Your instructions:
Look through the lines and report how many include the word "question", giving nothing but the number.

[start Data to use]

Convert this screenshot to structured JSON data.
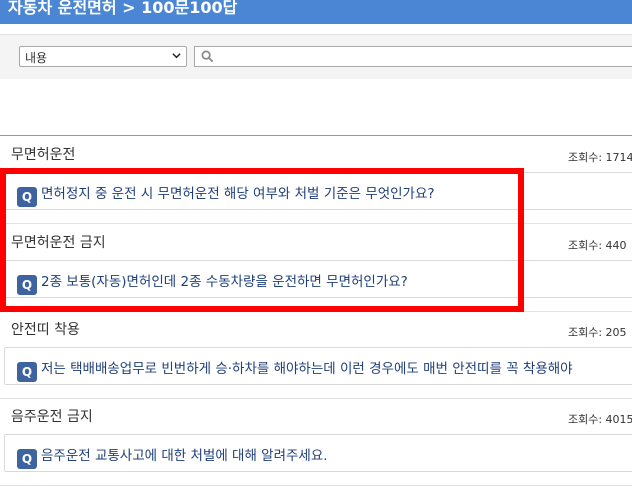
{
  "header": {
    "breadcrumb": "자동차 운전면허 > 100문100답"
  },
  "toolbar": {
    "select_value": "내용",
    "search_placeholder": ""
  },
  "items": [
    {
      "category": "무면허운전",
      "views": "조회수: 1714",
      "question": "면허정지 중 운전 시 무면허운전 해당 여부와 처벌 기준은 무엇인가요?"
    },
    {
      "category": "무면허운전 금지",
      "views": "조회수: 440",
      "question": "2종 보통(자동)면허인데 2종 수동차량을 운전하면 무면허인가요?"
    },
    {
      "category": "안전띠 착용",
      "views": "조회수: 205",
      "question": "저는 택배배송업무로 빈번하게 승·하차를 해야하는데 이런 경우에도 매번 안전띠를 꼭 착용해야"
    },
    {
      "category": "음주운전 금지",
      "views": "조회수: 4015",
      "question": "음주운전 교통사고에 대한 처벌에 대해 알려주세요."
    }
  ],
  "badge_label": "Q",
  "icons": {
    "select": "chevron-down-icon",
    "search": "search-icon"
  },
  "colors": {
    "header": "#4a86d4",
    "badge": "#3d64a0",
    "highlight": "#ff0000",
    "link": "#1f3f7a"
  }
}
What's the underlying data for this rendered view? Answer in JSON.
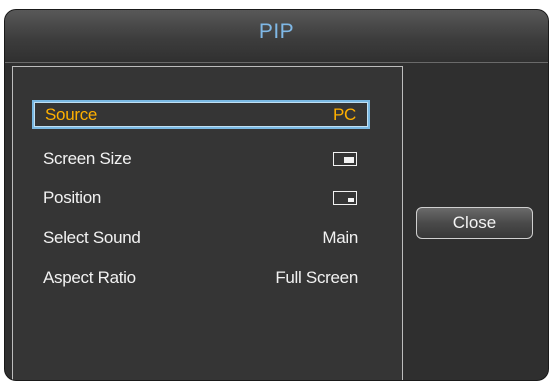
{
  "dialog": {
    "title": "PIP"
  },
  "menu": {
    "items": [
      {
        "label": "Source",
        "value": "PC",
        "selected": true
      },
      {
        "label": "Screen Size",
        "icon": "pip-large-window-icon"
      },
      {
        "label": "Position",
        "icon": "pip-bottom-right-position-icon"
      },
      {
        "label": "Select Sound",
        "value": "Main"
      },
      {
        "label": "Aspect Ratio",
        "value": "Full Screen"
      }
    ]
  },
  "buttons": {
    "close_label": "Close"
  },
  "colors": {
    "title": "#7fb8e6",
    "selected_text": "#ffb000",
    "selection_border": "#7ab9e3",
    "panel_background": "#353535"
  }
}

[end Data to use]

Task solution:
4